**WORK TO DO:**
Reproduce all lines of the listing below in which the word "chevron" occurs.

**DATA FOR THIS TASK:**
+--

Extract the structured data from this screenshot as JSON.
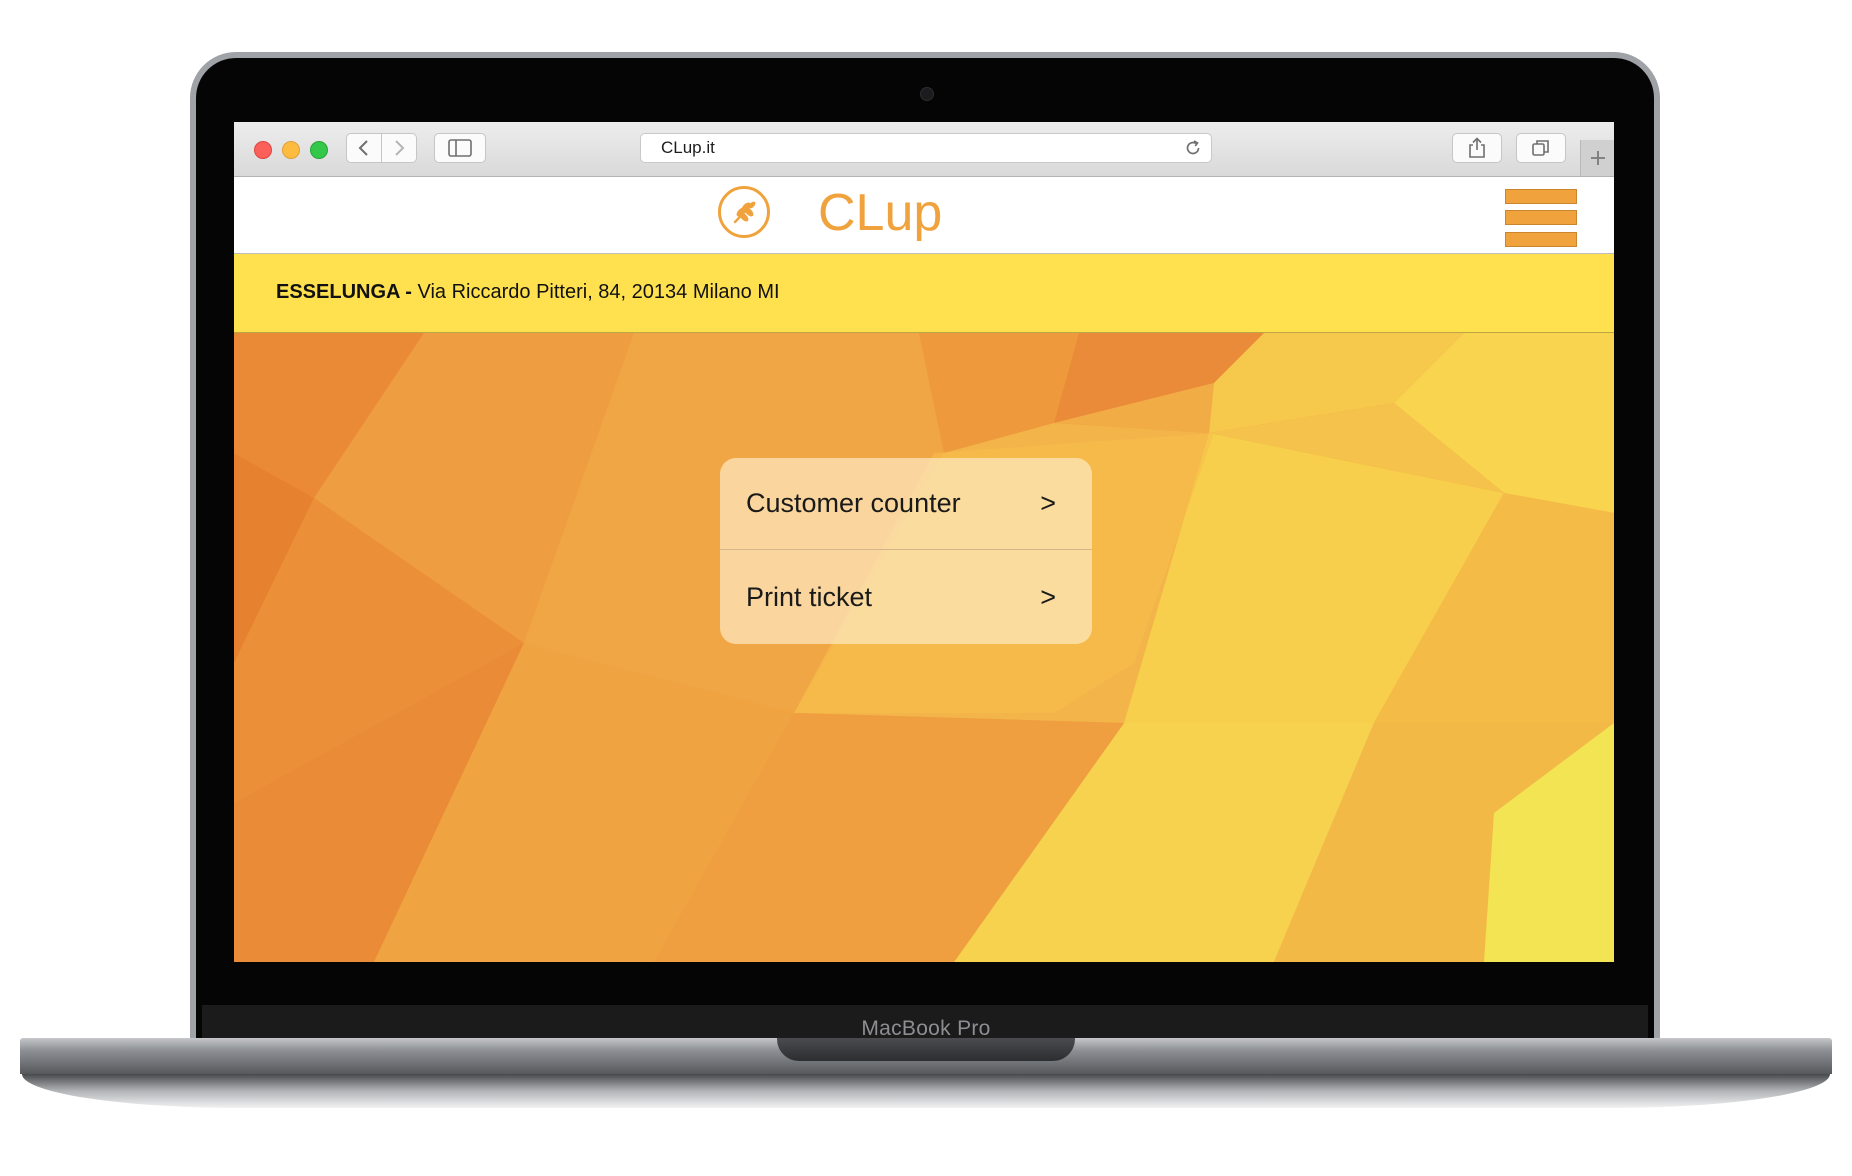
{
  "device": {
    "brand_label": "MacBook Pro"
  },
  "browser": {
    "url": "CLup.it",
    "icons": {
      "back": "chevron-left-icon",
      "forward": "chevron-right-icon",
      "sidebar": "sidebar-icon",
      "reload": "reload-icon",
      "share": "share-icon",
      "tabs": "tabs-icon",
      "new_tab": "plus-icon"
    }
  },
  "header": {
    "logo_icon": "wheat-logo-icon",
    "title": "CLup",
    "menu_icon": "hamburger-menu-icon",
    "accent_color": "#f0a33c"
  },
  "store": {
    "name": "ESSELUNGA -",
    "address": "Via Riccardo Pitteri, 84, 20134 Milano MI",
    "banner_color": "#ffe14f"
  },
  "menu": {
    "items": [
      {
        "label": "Customer counter",
        "arrow": ">"
      },
      {
        "label": "Print ticket",
        "arrow": ">"
      }
    ]
  }
}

+--

**OUTPUT:**
      "back": "chevron-left-icon",
      "forward": "chevron-right-icon",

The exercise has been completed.